◆ **Prompt 1**:
Reproduce the portion of the mice timing report from "Just to show" to "it'll be done.".
◆ **Prompt 2**:
Write the next part of the report on slow mice imputation runs, starting after its final sentence.

◆ **Selected passage**:
Attaching package: ‘mice’

The following object is masked from ‘package:stats’:

    filter

The following objects are masked from ‘package:base’:

    cbind, rbind

[1] "mice 3.16.0 2023-05-24 /home/software/.local/easybuild/software/R/4.2.0-foss-2021b/lib/R/library"
Time difference of 24.37422 secs

This is what I get when n_streams == 50:

$ Rscript main.R

Attaching package: ‘mice’

The following object is masked from ‘package:stats’:

    filter

The following objects are masked from ‘package:base’:

    cbind, rbind

[1] "mice 3.16.0 2023-05-24 /home/software/.local/easybuild/software/R/4.2.0-foss-2021b/lib/R/library"
Time difference of 2.550763 mins

and when n_features = 100:

$ Rscript main.R

Attaching package: ‘mice’

The following object is masked from ‘package:stats’:

    filter

The following objects are masked from ‘package:base’:

    cbind, rbind

[1] "mice 3.16.0 2023-05-24 /home/software/.local/easybuild/software/R/4.2.0-foss-2021b/lib/R/library"
Time difference of 2.003762 mins

Real-life numbers are much-much worse since I work mostly with categories, and their number is significantly higher. As this number goes up, literally every process starts spawning threads like there is no tomorrow. I understand that there is some overhead, but that's a bit too much. This automatically results in 100% load even when n_streams is low.

Just to show what I have to deal with: the same code with the actual data and n_streams == 5 needs about 25 minutes to finish the very first iteration on my laptop. On the cluster with two CPUs, 32 cores each, the code with n_streams == 25 has been running for an hour, and I have no idea when it'll be done.

◆ **Information**:
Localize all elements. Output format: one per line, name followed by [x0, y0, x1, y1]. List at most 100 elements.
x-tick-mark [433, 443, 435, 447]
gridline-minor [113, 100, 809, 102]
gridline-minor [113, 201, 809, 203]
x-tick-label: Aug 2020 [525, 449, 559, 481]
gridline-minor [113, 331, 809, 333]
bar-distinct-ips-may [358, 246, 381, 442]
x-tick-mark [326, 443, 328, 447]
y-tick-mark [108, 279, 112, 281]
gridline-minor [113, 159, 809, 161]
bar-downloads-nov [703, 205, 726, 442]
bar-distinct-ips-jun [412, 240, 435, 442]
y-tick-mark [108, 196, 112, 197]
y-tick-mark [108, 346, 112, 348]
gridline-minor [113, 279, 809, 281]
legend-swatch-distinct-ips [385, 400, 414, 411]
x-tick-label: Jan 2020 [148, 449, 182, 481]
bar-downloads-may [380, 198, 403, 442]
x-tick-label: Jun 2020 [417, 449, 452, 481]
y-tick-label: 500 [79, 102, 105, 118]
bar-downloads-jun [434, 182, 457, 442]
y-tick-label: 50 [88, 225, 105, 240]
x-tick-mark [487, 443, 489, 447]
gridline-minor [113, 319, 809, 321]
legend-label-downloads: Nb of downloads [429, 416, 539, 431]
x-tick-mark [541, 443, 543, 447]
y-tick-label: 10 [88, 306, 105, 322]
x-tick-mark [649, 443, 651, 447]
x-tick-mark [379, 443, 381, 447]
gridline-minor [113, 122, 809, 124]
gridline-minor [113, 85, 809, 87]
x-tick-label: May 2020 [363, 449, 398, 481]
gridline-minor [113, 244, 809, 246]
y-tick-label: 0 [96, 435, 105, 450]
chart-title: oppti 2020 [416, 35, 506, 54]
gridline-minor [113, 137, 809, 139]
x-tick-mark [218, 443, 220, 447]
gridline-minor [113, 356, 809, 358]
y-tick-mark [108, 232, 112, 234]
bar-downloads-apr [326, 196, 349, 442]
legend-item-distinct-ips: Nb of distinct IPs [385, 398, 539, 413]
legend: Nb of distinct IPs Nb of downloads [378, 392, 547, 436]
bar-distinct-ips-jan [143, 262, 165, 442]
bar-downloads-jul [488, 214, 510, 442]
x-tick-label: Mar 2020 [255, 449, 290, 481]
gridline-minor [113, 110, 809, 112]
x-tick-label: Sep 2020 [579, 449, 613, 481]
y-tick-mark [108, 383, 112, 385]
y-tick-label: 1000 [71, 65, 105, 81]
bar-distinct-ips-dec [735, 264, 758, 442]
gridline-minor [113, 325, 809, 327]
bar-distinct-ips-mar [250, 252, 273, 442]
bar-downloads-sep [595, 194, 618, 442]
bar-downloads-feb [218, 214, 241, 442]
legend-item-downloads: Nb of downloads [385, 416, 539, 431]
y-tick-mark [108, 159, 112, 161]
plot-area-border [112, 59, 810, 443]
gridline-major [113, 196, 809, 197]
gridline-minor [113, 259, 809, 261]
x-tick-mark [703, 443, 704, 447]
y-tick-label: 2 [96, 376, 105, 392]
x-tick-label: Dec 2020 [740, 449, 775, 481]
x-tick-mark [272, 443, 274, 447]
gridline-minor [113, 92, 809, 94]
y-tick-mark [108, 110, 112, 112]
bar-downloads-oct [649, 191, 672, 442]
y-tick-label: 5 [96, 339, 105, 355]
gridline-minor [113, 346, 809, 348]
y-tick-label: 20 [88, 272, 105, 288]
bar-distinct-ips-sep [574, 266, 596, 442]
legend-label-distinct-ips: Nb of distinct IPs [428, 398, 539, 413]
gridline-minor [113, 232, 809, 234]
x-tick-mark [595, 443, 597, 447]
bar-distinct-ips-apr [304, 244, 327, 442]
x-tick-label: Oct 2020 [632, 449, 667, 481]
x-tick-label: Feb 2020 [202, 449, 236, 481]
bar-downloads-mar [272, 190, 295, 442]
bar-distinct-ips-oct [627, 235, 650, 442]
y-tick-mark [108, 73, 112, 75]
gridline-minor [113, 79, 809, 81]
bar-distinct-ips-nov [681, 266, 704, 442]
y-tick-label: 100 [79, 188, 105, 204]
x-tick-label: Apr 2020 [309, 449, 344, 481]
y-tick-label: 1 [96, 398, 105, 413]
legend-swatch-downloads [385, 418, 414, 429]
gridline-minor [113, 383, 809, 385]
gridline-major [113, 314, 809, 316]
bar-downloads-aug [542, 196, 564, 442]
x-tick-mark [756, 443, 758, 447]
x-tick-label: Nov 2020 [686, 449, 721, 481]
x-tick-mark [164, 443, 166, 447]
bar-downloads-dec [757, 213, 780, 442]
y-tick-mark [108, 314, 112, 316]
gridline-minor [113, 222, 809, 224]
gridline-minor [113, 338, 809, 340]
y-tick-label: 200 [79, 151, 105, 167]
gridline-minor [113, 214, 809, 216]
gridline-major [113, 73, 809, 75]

◆ **Output 1**:
Just to show what I have to deal with: the same code with the actual data and n_streams == 5 needs about 25 minutes to finish the very first iteration on my laptop. On the cluster with two CPUs, 32 cores each, the code with n_streams == 25 has been running for an hour, and I have no idea when it'll be done.

◆ **Output 2**:
vkhodygo commented 1 year ago

@stefvanbuuren Got it done, at least something: The same code with n_streams == 5 on the cluster:

Time difference of 2.386232 hours

and with n_streams == 25:

Time difference of 12.78157 hours

I'd blame Intel MKL or something https://github.com/HenrikBengtsson/future/issues/405 , but those are AMD machines.

stefvanbuuren commented 1 year ago

Real-life numbers are much-much worse since I work mostly with categories, and their number is significantly higher.

Perhaps the problem is not with futuremice() but caused by a large number of categories. If you have 1001 categories, then mice tries to create a 1000 dummy variables...

What happens if you specify method = "pmm"?

vkhodygo commented 1 year ago

caused by a large number of categories. If you have 1001 categories, then mice tries to create a 1000 dummy variables...

The number of categories is high, that's true. However, this should not affect parallel and independent imputations. I can run a handful of them just fine, but any further than that and it takes too much time.

Anyway, real data with pmm:

Error in (function (.x, .f, ..., .progress = FALSE)  : 
  ℹ In index: 1.
Caused by error in `chol.default()`:
! the leading minor of order 1 is not positive
Calls: futuremice ... resolve.list -> signalConditionsASAP -> signalConditions
Execution halted

The reprex works just fine.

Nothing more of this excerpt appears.